:: EXCERPTED RECORDS
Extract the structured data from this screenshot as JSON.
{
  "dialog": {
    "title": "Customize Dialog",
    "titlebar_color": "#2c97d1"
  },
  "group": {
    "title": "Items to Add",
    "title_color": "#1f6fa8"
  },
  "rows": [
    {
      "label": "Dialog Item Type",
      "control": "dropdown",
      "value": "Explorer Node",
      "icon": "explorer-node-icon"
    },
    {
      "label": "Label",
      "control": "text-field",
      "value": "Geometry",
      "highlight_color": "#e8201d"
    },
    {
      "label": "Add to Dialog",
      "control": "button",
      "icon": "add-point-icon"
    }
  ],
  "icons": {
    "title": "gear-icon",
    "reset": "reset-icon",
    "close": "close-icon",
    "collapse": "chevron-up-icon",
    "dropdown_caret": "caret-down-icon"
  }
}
::::
-- PROBLEM TO WORK ON --
Write out the entries above word for word.

-- RESPONSE --
Extract the structured data from this screenshot as JSON.
{
  "dialog": {
    "title": "Customize Dialog",
    "titlebar_color": "#2c97d1"
  },
  "group": {
    "title": "Items to Add",
    "title_color": "#1f6fa8"
  },
  "rows": [
    {
      "label": "Dialog Item Type",
      "control": "dropdown",
      "value": "Explorer Node",
      "icon": "explorer-node-icon"
    },
    {
      "label": "Label",
      "control": "text-field",
      "value": "Geometry",
      "highlight_color": "#e8201d"
    },
    {
      "label": "Add to Dialog",
      "control": "button",
      "icon": "add-point-icon"
    }
  ],
  "icons": {
    "title": "gear-icon",
    "reset": "reset-icon",
    "close": "close-icon",
    "collapse": "chevron-up-icon",
    "dropdown_caret": "caret-down-icon"
  }
}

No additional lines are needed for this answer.